● The problem:
Exclude the pictures, then copy all remaining records exactly.

[BEGIN Material for this exercise]

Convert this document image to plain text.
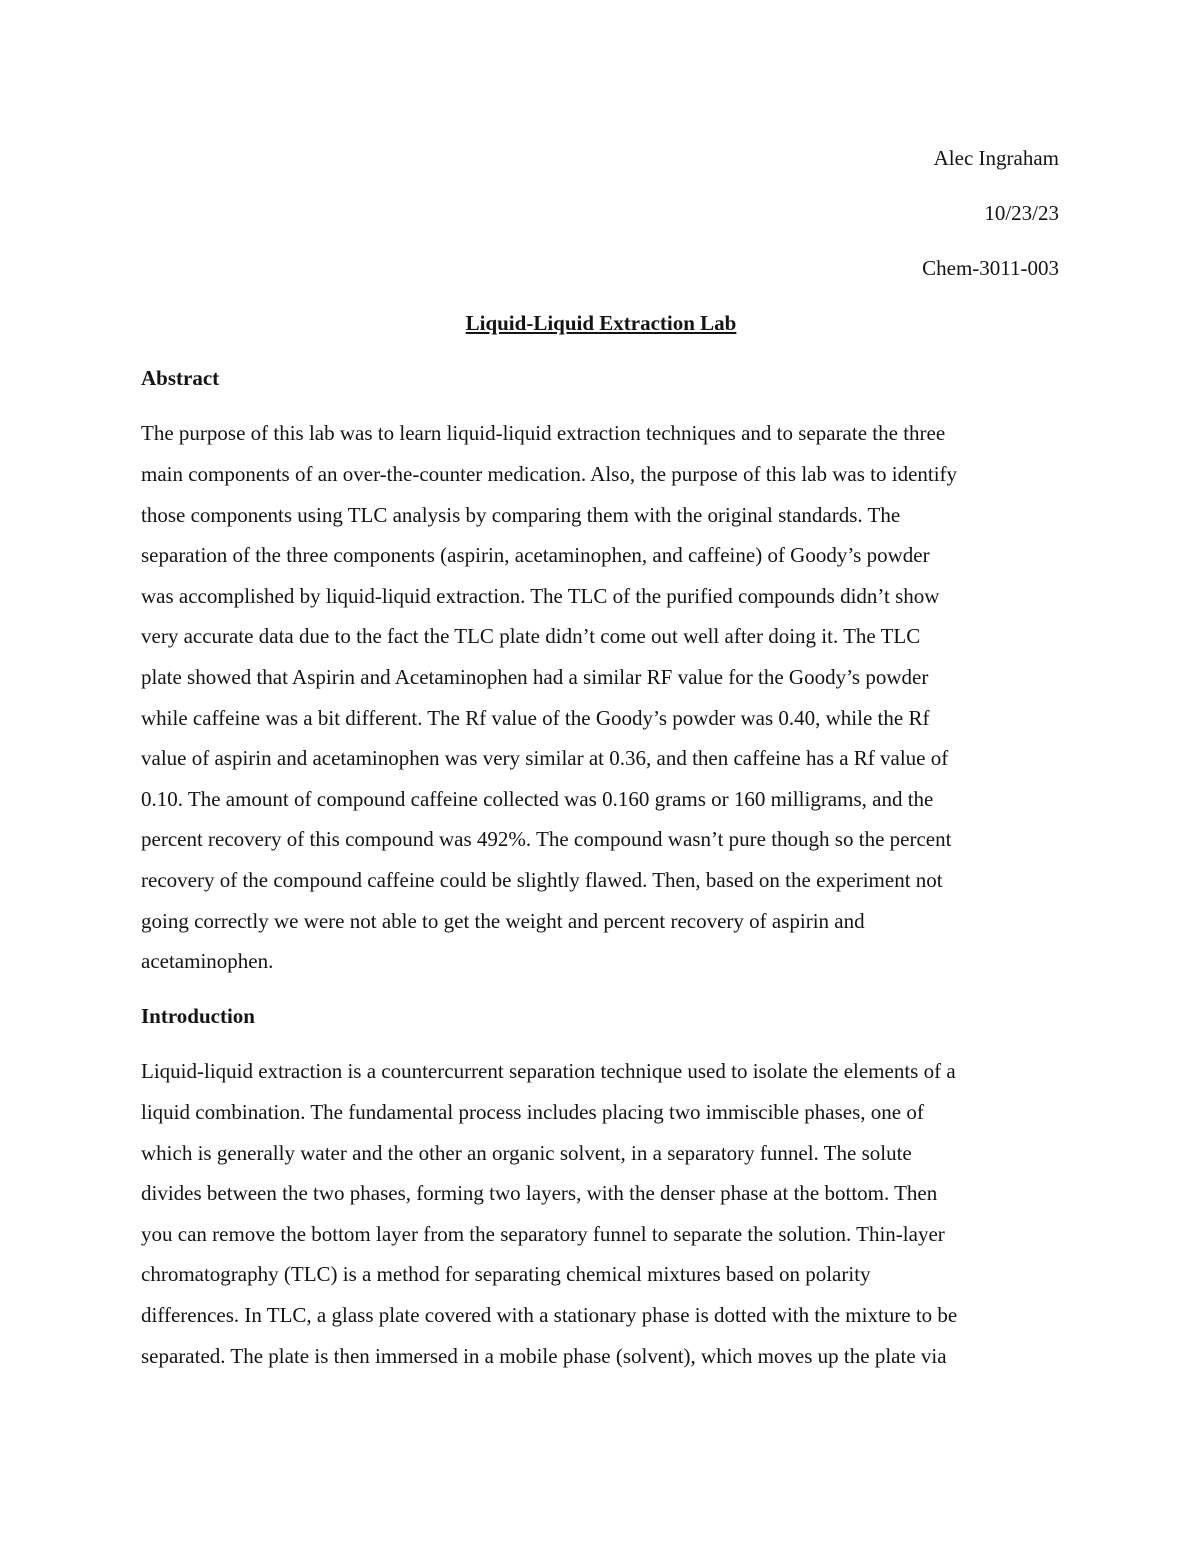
Alec Ingraham
10/23/23
Chem-3011-003
Liquid-Liquid Extraction Lab
Abstract
The purpose of this lab was to learn liquid-liquid extraction techniques and to separate the three
main components of an over-the-counter medication. Also, the purpose of this lab was to identify
those components using TLC analysis by comparing them with the original standards. The
separation of the three components (aspirin, acetaminophen, and caffeine) of Goody’s powder
was accomplished by liquid-liquid extraction. The TLC of the purified compounds didn’t show
very accurate data due to the fact the TLC plate didn’t come out well after doing it. The TLC
plate showed that Aspirin and Acetaminophen had a similar RF value for the Goody’s powder
while caffeine was a bit different. The Rf value of the Goody’s powder was 0.40, while the Rf
value of aspirin and acetaminophen was very similar at 0.36, and then caffeine has a Rf value of
0.10. The amount of compound caffeine collected was 0.160 grams or 160 milligrams, and the
percent recovery of this compound was 492%. The compound wasn’t pure though so the percent
recovery of the compound caffeine could be slightly flawed. Then, based on the experiment not
going correctly we were not able to get the weight and percent recovery of aspirin and
acetaminophen.
Introduction
Liquid-liquid extraction is a countercurrent separation technique used to isolate the elements of a
liquid combination. The fundamental process includes placing two immiscible phases, one of
which is generally water and the other an organic solvent, in a separatory funnel. The solute
divides between the two phases, forming two layers, with the denser phase at the bottom. Then
you can remove the bottom layer from the separatory funnel to separate the solution. Thin-layer
chromatography (TLC) is a method for separating chemical mixtures based on polarity
differences. In TLC, a glass plate covered with a stationary phase is dotted with the mixture to be
separated. The plate is then immersed in a mobile phase (solvent), which moves up the plate via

[END Material for this exercise]

● Solution to the problem:
Convert this document image to plain text.
Alec Ingraham
10/23/23
Chem-3011-003
Liquid-Liquid Extraction Lab
Abstract
The purpose of this lab was to learn liquid-liquid extraction techniques and to separate the three
main components of an over-the-counter medication. Also, the purpose of this lab was to identify
those components using TLC analysis by comparing them with the original standards. The
separation of the three components (aspirin, acetaminophen, and caffeine) of Goody’s powder
was accomplished by liquid-liquid extraction. The TLC of the purified compounds didn’t show
very accurate data due to the fact the TLC plate didn’t come out well after doing it. The TLC
plate showed that Aspirin and Acetaminophen had a similar RF value for the Goody’s powder
while caffeine was a bit different. The Rf value of the Goody’s powder was 0.40, while the Rf
value of aspirin and acetaminophen was very similar at 0.36, and then caffeine has a Rf value of
0.10. The amount of compound caffeine collected was 0.160 grams or 160 milligrams, and the
percent recovery of this compound was 492%. The compound wasn’t pure though so the percent
recovery of the compound caffeine could be slightly flawed. Then, based on the experiment not
going correctly we were not able to get the weight and percent recovery of aspirin and
acetaminophen.
Introduction
Liquid-liquid extraction is a countercurrent separation technique used to isolate the elements of a
liquid combination. The fundamental process includes placing two immiscible phases, one of
which is generally water and the other an organic solvent, in a separatory funnel. The solute
divides between the two phases, forming two layers, with the denser phase at the bottom. Then
you can remove the bottom layer from the separatory funnel to separate the solution. Thin-layer
chromatography (TLC) is a method for separating chemical mixtures based on polarity
differences. In TLC, a glass plate covered with a stationary phase is dotted with the mixture to be
separated. The plate is then immersed in a mobile phase (solvent), which moves up the plate via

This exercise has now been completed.